• **Objective**
Identify the lines that contain the word "this" and copy each one.

• **Items from a data source**
- - -
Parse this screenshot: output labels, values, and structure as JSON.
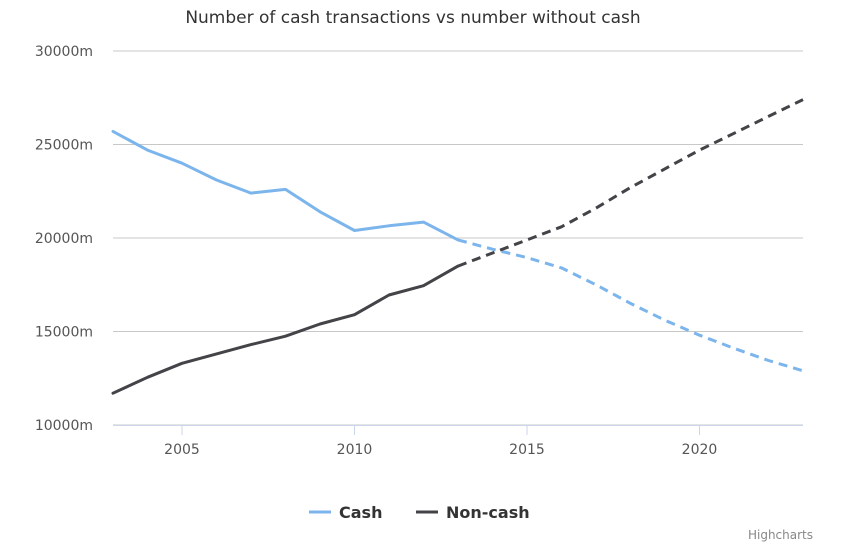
{
  "chart_data": {
    "type": "line",
    "title": "Number of cash transactions vs number without cash",
    "xlabel": "",
    "ylabel": "",
    "xlim": [
      2003,
      2023
    ],
    "ylim": [
      10000,
      30000
    ],
    "x_ticks": [
      2005,
      2010,
      2015,
      2020
    ],
    "x_tick_labels": [
      "2005",
      "2010",
      "2015",
      "2020"
    ],
    "y_ticks": [
      10000,
      15000,
      20000,
      25000,
      30000
    ],
    "y_tick_labels": [
      "10000m",
      "15000m",
      "20000m",
      "25000m",
      "30000m"
    ],
    "grid": true,
    "legend_position": "bottom-center",
    "series": [
      {
        "name": "Cash",
        "color": "#7cb5ec",
        "x": [
          2003,
          2004,
          2005,
          2006,
          2007,
          2008,
          2009,
          2010,
          2011,
          2012,
          2013
        ],
        "values": [
          25700,
          24700,
          24000,
          23100,
          22400,
          22600,
          21400,
          20400,
          20650,
          20850,
          19900
        ],
        "forecast_x": [
          2013,
          2014,
          2015,
          2016,
          2017,
          2018,
          2019,
          2020,
          2021,
          2022,
          2023
        ],
        "forecast_values": [
          19900,
          19400,
          18950,
          18400,
          17500,
          16500,
          15600,
          14800,
          14100,
          13450,
          12900
        ]
      },
      {
        "name": "Non-cash",
        "color": "#434348",
        "x": [
          2003,
          2004,
          2005,
          2006,
          2007,
          2008,
          2009,
          2010,
          2011,
          2012,
          2013
        ],
        "values": [
          11700,
          12550,
          13300,
          13800,
          14300,
          14750,
          15400,
          15900,
          16950,
          17450,
          18500
        ],
        "forecast_x": [
          2013,
          2014,
          2015,
          2016,
          2017,
          2018,
          2019,
          2020,
          2021,
          2022,
          2023
        ],
        "forecast_values": [
          18500,
          19200,
          19900,
          20600,
          21600,
          22700,
          23700,
          24700,
          25600,
          26500,
          27400
        ]
      }
    ],
    "credits": "Highcharts"
  }
}
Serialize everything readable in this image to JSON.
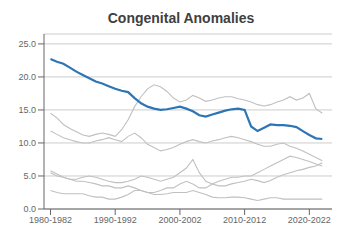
{
  "chart_data": {
    "type": "line",
    "title": "Congenital Anomalies",
    "x": [
      1980,
      1981,
      1982,
      1983,
      1984,
      1985,
      1986,
      1987,
      1988,
      1989,
      1990,
      1991,
      1992,
      1993,
      1994,
      1995,
      1996,
      1997,
      1998,
      1999,
      2000,
      2001,
      2002,
      2003,
      2004,
      2005,
      2006,
      2007,
      2008,
      2009,
      2010,
      2011,
      2012,
      2013,
      2014,
      2015,
      2016,
      2017,
      2018,
      2019,
      2020,
      2021,
      2022
    ],
    "series": [
      {
        "color": "#C0C0C0",
        "values": [
          14.5,
          13.8,
          12.8,
          12.2,
          11.7,
          11.2,
          11.0,
          11.3,
          11.5,
          11.3,
          11.0,
          12.0,
          13.5,
          15.5,
          17.0,
          18.2,
          18.8,
          18.5,
          17.8,
          16.8,
          16.2,
          16.5,
          17.2,
          16.8,
          16.3,
          16.5,
          16.8,
          17.0,
          17.0,
          16.7,
          16.5,
          16.2,
          15.8,
          15.6,
          15.8,
          16.2,
          16.5,
          17.0,
          16.5,
          16.8,
          17.5,
          15.2,
          14.5
        ]
      },
      {
        "color": "#C0C0C0",
        "values": [
          11.8,
          11.3,
          10.8,
          10.5,
          10.2,
          10.0,
          10.0,
          10.3,
          10.5,
          10.8,
          10.5,
          10.2,
          11.0,
          11.5,
          10.8,
          9.8,
          9.3,
          8.8,
          9.0,
          9.3,
          9.8,
          10.2,
          10.5,
          10.2,
          10.0,
          10.3,
          10.5,
          10.8,
          11.0,
          10.8,
          10.5,
          10.2,
          9.8,
          9.5,
          9.5,
          9.8,
          10.0,
          9.5,
          9.2,
          8.8,
          8.3,
          7.8,
          7.3
        ]
      },
      {
        "color": "#C0C0C0",
        "values": [
          5.5,
          5.0,
          4.8,
          4.5,
          4.5,
          4.8,
          5.0,
          4.8,
          4.5,
          4.2,
          4.0,
          4.0,
          4.2,
          4.5,
          5.0,
          4.8,
          4.5,
          4.2,
          4.5,
          4.8,
          5.5,
          6.2,
          7.5,
          5.5,
          4.2,
          3.8,
          3.5,
          3.5,
          3.8,
          4.0,
          4.2,
          4.5,
          4.3,
          4.0,
          4.3,
          4.8,
          5.2,
          5.5,
          5.8,
          6.0,
          6.3,
          6.5,
          7.0
        ]
      },
      {
        "color": "#C0C0C0",
        "values": [
          5.8,
          5.3,
          4.8,
          4.5,
          4.2,
          4.2,
          4.0,
          3.8,
          3.5,
          3.5,
          3.2,
          3.2,
          3.5,
          3.2,
          2.8,
          2.5,
          2.5,
          2.8,
          3.2,
          3.2,
          3.8,
          4.2,
          3.8,
          3.2,
          3.2,
          3.8,
          4.2,
          4.5,
          4.8,
          4.8,
          5.0,
          5.0,
          5.5,
          6.0,
          6.5,
          7.0,
          7.5,
          8.0,
          7.8,
          7.5,
          7.2,
          6.8,
          6.5
        ]
      },
      {
        "color": "#C0C0C0",
        "values": [
          2.8,
          2.5,
          2.3,
          2.3,
          2.3,
          2.3,
          2.0,
          1.8,
          1.8,
          1.5,
          1.5,
          1.8,
          2.2,
          2.8,
          2.8,
          2.5,
          2.2,
          2.2,
          2.3,
          2.5,
          2.5,
          2.5,
          2.8,
          2.5,
          2.2,
          1.8,
          1.7,
          1.7,
          1.8,
          1.8,
          1.7,
          1.5,
          1.3,
          1.5,
          1.7,
          1.7,
          1.5,
          1.5,
          1.5,
          1.5,
          1.5,
          1.5,
          1.5
        ]
      },
      {
        "color": "#2E75B6",
        "values": [
          22.7,
          22.3,
          22.0,
          21.4,
          20.8,
          20.3,
          19.8,
          19.3,
          19.0,
          18.6,
          18.2,
          17.9,
          17.7,
          16.8,
          16.0,
          15.5,
          15.2,
          15.0,
          15.1,
          15.3,
          15.5,
          15.2,
          14.8,
          14.2,
          14.0,
          14.3,
          14.6,
          14.9,
          15.1,
          15.2,
          15.0,
          12.5,
          11.8,
          12.3,
          12.8,
          12.7,
          12.7,
          12.6,
          12.4,
          11.8,
          11.2,
          10.7,
          10.6
        ]
      }
    ],
    "xlim": [
      1979.0,
      2023.5
    ],
    "xticks": [
      {
        "value": 1980,
        "label": "1980-1982"
      },
      {
        "value": 1990,
        "label": "1990-1992"
      },
      {
        "value": 2000,
        "label": "2000-2002"
      },
      {
        "value": 2010,
        "label": "2010-2012"
      },
      {
        "value": 2020,
        "label": "2020-2022"
      }
    ],
    "ylim": [
      0.0,
      26.5
    ],
    "yticks": [
      {
        "value": 0,
        "label": "0.0"
      },
      {
        "value": 5,
        "label": "5.0"
      },
      {
        "value": 10,
        "label": "10.0"
      },
      {
        "value": 15,
        "label": "15.0"
      },
      {
        "value": 20,
        "label": "20.0"
      },
      {
        "value": 25,
        "label": "25.0"
      }
    ],
    "grid": true
  }
}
- - -
• **Expected output**
Parse this screenshot: output labels, values, and structure as JSON.
Serialize everything readable in this image to JSON.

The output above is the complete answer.